Stored entries
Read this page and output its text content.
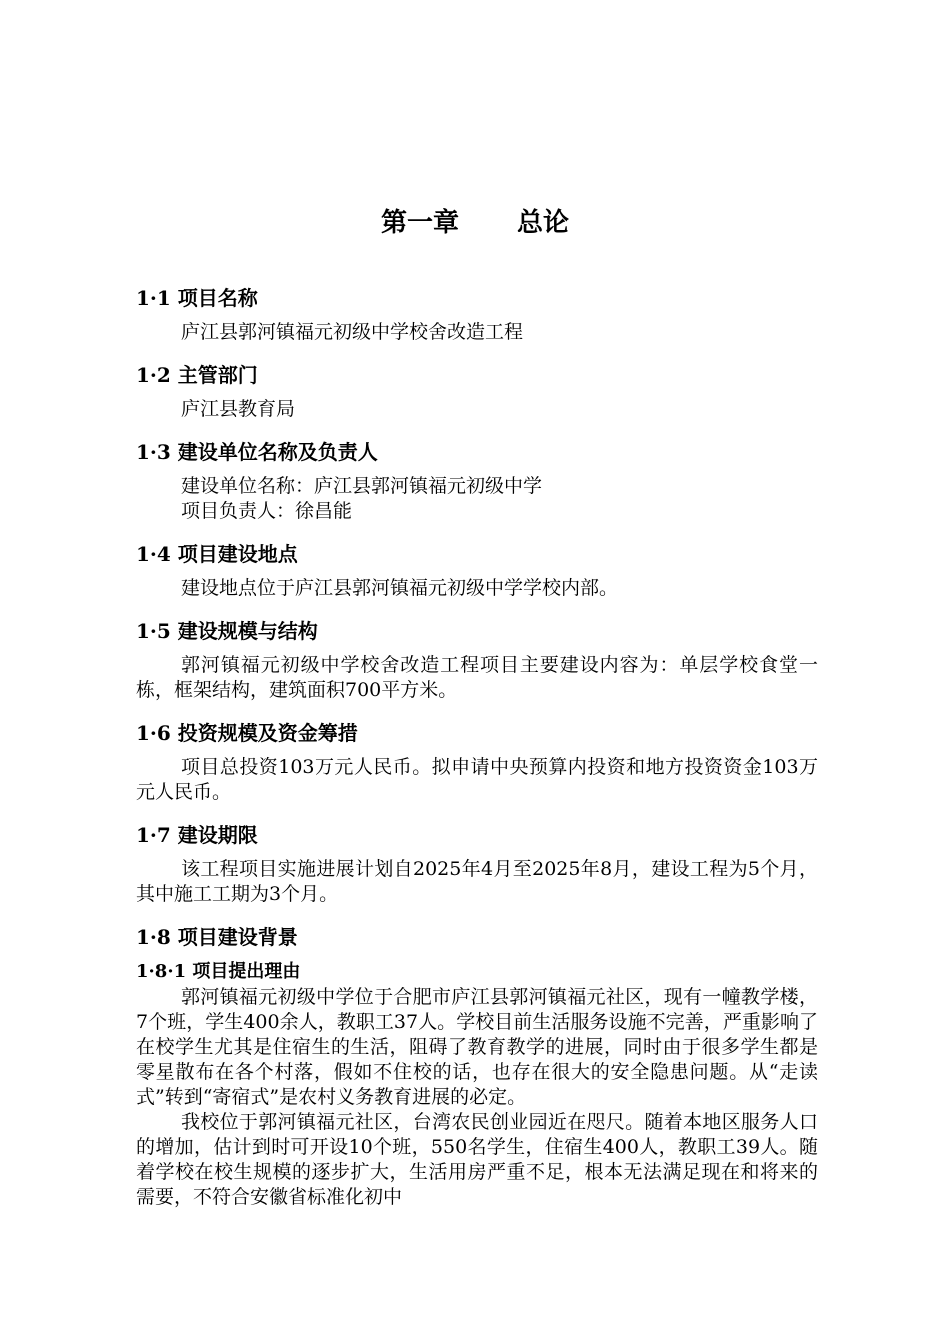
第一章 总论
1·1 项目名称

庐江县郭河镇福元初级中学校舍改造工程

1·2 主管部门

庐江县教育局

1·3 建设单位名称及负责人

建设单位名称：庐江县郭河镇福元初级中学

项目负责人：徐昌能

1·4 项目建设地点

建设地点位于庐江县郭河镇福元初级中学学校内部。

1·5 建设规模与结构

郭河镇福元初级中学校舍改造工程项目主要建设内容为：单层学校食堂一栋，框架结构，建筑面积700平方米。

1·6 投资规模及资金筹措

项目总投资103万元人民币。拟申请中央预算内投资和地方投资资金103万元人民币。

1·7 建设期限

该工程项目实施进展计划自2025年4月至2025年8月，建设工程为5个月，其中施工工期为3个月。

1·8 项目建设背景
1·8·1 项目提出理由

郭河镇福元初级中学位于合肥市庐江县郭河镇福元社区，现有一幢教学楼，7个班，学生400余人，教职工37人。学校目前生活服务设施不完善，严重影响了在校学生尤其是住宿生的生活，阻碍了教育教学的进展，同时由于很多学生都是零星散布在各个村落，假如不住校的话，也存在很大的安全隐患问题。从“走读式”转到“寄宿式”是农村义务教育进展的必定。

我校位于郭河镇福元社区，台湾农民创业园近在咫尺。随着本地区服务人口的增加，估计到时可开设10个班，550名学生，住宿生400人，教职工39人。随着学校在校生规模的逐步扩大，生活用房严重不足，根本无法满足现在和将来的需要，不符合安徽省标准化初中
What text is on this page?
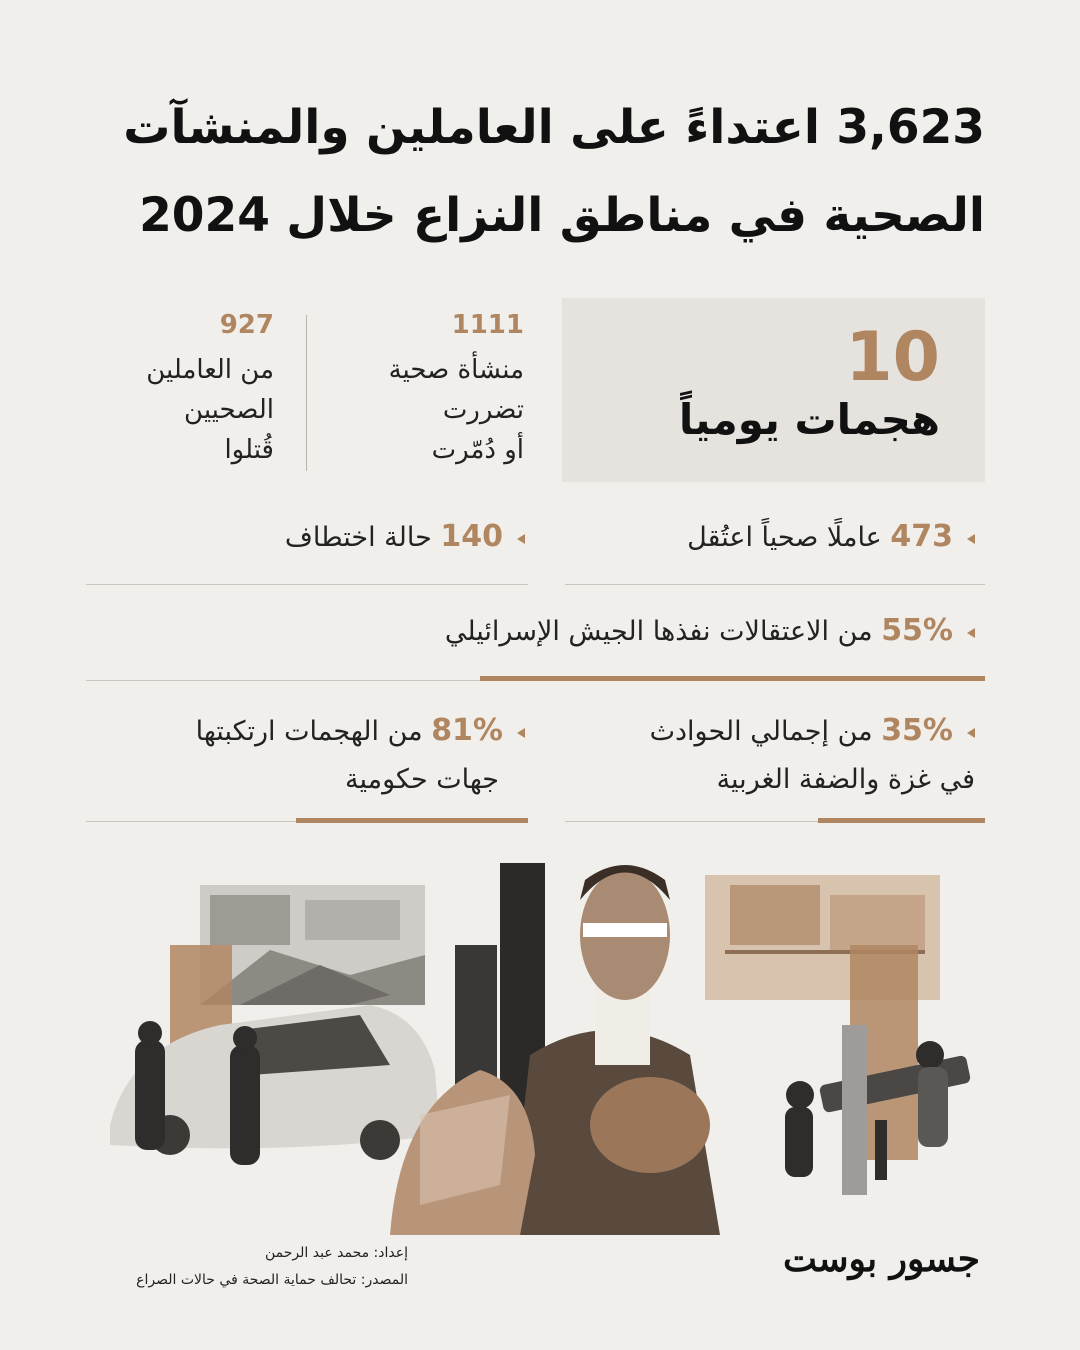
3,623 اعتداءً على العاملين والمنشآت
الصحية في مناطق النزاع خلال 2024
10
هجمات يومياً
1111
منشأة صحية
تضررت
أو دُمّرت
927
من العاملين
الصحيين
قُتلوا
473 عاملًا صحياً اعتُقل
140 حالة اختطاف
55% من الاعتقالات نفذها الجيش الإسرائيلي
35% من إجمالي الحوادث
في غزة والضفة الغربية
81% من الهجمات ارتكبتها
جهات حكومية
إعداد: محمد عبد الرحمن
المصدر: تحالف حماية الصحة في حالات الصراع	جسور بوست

* _WHAT YOU HAVE TO DO_
Check each line of the entries above for the word "this". List the ones that have it.

* _EXPECTED ANSWER_
Read this page and output its text content.
What text is on this page?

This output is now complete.